__INPUT DATA__:
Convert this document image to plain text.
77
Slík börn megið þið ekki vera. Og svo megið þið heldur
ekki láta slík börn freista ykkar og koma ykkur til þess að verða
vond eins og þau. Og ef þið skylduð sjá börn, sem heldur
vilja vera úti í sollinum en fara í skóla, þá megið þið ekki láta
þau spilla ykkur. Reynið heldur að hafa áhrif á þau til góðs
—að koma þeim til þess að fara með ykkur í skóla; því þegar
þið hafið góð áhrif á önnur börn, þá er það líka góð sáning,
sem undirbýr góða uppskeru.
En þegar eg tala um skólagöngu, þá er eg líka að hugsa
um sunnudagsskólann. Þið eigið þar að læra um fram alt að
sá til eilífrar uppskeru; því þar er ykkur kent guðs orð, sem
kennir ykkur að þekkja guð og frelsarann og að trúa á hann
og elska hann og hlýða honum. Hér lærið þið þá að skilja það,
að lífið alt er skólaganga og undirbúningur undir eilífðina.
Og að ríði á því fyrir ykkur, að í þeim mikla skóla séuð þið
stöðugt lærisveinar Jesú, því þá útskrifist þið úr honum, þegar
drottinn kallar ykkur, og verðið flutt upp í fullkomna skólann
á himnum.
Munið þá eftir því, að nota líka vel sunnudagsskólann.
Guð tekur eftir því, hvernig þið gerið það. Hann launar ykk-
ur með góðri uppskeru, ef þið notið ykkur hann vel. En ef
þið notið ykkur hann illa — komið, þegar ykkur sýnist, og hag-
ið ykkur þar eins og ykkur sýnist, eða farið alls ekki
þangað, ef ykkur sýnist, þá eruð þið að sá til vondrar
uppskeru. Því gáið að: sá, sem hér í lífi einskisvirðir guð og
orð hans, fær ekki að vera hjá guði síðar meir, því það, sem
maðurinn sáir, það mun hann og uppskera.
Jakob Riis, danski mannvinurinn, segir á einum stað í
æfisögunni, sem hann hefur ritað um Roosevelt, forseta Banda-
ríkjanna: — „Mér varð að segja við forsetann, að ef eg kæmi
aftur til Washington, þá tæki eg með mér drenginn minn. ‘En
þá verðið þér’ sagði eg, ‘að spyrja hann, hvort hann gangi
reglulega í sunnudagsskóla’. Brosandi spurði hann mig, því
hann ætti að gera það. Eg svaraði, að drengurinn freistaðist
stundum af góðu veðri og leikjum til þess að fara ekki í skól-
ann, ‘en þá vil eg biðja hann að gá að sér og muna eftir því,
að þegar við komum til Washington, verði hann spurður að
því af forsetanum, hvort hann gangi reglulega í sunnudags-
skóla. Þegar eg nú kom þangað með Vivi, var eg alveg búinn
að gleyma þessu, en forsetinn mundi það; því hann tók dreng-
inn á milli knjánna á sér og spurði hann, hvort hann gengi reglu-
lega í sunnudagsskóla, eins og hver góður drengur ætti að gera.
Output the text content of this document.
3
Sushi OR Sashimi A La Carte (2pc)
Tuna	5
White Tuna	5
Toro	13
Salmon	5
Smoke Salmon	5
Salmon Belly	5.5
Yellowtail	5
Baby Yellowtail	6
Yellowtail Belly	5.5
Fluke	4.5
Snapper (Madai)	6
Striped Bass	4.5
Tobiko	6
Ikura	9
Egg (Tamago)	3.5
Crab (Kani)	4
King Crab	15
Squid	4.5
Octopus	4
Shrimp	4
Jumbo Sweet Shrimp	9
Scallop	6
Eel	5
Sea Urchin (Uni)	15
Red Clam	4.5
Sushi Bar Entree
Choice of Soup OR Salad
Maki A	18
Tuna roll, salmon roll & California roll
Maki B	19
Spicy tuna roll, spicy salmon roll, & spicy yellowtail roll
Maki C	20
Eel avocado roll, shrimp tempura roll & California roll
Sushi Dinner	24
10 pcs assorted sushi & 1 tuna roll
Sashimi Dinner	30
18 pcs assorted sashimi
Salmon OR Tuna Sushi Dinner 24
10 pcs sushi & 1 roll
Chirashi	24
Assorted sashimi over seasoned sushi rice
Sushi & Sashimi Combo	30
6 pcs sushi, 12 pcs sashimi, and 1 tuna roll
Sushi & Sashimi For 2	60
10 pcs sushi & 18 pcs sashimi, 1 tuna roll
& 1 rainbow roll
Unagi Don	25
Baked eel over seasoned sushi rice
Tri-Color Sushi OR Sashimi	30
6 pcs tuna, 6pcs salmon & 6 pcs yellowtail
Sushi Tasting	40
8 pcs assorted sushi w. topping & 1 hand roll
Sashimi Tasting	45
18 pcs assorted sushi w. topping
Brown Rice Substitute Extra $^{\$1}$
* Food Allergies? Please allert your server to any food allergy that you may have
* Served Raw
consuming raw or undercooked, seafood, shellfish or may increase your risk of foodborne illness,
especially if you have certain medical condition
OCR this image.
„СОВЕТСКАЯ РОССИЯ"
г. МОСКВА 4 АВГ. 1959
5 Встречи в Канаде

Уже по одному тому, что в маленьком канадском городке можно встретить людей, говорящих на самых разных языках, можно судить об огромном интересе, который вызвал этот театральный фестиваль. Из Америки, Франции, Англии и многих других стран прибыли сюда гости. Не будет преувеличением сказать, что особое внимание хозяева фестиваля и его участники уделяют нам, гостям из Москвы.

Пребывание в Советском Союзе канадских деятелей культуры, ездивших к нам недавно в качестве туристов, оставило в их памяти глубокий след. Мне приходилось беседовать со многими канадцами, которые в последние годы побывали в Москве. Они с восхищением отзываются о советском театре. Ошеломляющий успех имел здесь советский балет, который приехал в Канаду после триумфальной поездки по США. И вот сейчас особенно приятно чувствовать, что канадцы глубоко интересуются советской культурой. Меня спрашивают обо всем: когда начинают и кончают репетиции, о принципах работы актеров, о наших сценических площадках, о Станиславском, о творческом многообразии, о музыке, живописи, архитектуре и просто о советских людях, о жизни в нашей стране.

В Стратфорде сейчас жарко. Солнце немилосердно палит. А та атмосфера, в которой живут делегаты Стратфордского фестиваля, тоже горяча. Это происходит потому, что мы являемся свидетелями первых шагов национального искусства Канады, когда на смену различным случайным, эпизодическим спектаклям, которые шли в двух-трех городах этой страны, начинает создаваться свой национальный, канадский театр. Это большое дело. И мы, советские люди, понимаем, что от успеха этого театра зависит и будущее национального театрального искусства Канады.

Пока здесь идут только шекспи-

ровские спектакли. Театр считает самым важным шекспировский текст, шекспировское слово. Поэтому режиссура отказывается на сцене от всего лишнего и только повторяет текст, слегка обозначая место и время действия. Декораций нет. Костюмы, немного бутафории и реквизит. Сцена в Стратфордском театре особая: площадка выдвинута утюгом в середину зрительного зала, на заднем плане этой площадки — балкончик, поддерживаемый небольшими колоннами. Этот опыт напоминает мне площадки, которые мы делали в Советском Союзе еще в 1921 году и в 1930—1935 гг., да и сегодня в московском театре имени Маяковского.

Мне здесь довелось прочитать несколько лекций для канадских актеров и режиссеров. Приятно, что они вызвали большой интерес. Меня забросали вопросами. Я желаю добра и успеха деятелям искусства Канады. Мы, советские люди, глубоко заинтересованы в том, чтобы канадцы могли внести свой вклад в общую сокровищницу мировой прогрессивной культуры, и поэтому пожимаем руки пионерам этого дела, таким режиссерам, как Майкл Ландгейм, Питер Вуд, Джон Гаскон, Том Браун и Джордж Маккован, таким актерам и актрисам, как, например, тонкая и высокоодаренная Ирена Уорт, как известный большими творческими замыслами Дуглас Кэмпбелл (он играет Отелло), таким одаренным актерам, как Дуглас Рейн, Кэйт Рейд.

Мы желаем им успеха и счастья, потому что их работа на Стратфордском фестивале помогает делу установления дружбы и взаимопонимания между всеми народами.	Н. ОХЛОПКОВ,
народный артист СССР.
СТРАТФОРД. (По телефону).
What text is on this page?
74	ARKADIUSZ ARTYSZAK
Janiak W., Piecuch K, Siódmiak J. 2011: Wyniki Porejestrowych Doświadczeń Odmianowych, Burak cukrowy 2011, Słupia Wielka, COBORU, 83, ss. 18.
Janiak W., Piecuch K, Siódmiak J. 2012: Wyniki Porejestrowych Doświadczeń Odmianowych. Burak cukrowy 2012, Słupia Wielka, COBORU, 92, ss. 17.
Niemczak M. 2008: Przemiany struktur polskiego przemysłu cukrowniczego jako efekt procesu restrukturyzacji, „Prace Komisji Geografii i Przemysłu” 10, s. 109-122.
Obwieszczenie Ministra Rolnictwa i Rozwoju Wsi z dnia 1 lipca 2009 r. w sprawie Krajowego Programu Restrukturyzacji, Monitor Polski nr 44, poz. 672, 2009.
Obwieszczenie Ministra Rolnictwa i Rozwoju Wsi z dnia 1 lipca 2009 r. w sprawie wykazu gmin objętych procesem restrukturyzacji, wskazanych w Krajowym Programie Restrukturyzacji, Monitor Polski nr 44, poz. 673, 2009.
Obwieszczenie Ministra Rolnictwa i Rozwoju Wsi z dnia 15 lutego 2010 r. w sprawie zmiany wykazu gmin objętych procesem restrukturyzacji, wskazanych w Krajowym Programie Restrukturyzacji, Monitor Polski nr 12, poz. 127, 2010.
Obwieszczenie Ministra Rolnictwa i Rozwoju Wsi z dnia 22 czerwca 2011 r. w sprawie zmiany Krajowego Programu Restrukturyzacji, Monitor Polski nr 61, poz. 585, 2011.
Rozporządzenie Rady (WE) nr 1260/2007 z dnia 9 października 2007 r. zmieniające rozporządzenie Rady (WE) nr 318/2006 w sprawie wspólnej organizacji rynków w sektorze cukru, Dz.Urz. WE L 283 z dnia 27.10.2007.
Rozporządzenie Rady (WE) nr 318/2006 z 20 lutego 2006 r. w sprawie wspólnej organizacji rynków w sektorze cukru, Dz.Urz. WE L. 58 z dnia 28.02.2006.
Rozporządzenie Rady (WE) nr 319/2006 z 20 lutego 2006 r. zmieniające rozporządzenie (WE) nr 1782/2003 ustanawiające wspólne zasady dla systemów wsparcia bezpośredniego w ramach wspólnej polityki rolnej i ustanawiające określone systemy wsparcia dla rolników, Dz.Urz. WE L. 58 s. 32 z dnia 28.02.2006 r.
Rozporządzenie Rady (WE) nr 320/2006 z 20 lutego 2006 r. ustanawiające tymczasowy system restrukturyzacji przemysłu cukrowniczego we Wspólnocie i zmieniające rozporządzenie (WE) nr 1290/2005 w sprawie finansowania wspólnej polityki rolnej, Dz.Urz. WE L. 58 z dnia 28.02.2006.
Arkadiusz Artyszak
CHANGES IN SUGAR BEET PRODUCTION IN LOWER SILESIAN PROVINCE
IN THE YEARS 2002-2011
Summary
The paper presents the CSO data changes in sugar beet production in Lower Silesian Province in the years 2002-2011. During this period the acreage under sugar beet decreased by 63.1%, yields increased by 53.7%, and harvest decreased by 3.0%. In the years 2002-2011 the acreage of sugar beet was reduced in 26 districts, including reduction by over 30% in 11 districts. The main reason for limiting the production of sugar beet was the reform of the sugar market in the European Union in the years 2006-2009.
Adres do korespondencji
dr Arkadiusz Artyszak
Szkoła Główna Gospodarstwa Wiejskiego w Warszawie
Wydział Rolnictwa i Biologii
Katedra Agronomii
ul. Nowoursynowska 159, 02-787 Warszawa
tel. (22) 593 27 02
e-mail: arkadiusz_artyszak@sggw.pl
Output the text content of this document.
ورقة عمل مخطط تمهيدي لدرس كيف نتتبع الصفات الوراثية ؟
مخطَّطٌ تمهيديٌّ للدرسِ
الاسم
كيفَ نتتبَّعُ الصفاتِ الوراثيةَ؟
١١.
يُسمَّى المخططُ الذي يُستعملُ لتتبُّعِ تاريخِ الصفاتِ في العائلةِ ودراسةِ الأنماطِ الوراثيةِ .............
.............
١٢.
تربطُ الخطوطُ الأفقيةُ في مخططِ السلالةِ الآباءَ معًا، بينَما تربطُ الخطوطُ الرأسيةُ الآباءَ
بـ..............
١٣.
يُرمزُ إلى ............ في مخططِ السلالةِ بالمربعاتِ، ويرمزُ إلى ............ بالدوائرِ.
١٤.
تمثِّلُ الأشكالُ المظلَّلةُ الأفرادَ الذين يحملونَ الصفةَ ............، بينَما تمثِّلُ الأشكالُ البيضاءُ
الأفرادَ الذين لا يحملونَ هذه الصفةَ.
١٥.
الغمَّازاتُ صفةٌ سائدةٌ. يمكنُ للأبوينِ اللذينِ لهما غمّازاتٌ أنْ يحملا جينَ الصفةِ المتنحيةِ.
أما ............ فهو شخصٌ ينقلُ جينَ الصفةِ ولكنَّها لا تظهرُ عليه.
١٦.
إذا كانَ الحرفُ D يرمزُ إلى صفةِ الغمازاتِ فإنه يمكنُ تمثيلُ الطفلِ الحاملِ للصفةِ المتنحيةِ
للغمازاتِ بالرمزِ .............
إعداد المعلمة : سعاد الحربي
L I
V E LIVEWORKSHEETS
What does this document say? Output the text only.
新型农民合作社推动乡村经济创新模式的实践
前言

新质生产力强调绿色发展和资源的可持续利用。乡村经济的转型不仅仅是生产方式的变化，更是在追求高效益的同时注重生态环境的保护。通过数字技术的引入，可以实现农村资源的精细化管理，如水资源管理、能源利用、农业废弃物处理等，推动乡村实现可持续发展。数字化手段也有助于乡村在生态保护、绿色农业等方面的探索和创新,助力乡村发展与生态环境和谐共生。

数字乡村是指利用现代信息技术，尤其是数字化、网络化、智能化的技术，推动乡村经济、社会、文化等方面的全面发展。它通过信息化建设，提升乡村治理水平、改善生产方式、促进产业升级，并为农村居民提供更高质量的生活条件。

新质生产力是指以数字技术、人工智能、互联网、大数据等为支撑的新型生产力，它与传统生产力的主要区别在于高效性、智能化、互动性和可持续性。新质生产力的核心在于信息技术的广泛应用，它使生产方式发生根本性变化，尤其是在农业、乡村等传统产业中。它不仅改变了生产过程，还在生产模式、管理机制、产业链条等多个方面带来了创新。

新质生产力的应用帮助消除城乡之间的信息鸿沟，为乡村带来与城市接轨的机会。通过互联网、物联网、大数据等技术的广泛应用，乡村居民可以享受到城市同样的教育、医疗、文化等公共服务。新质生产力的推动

__WHAT TO DO__: From the listing, tally every line with the word "organizacji" in it and give only the tally.

__COMPLETE ANSWER__: 2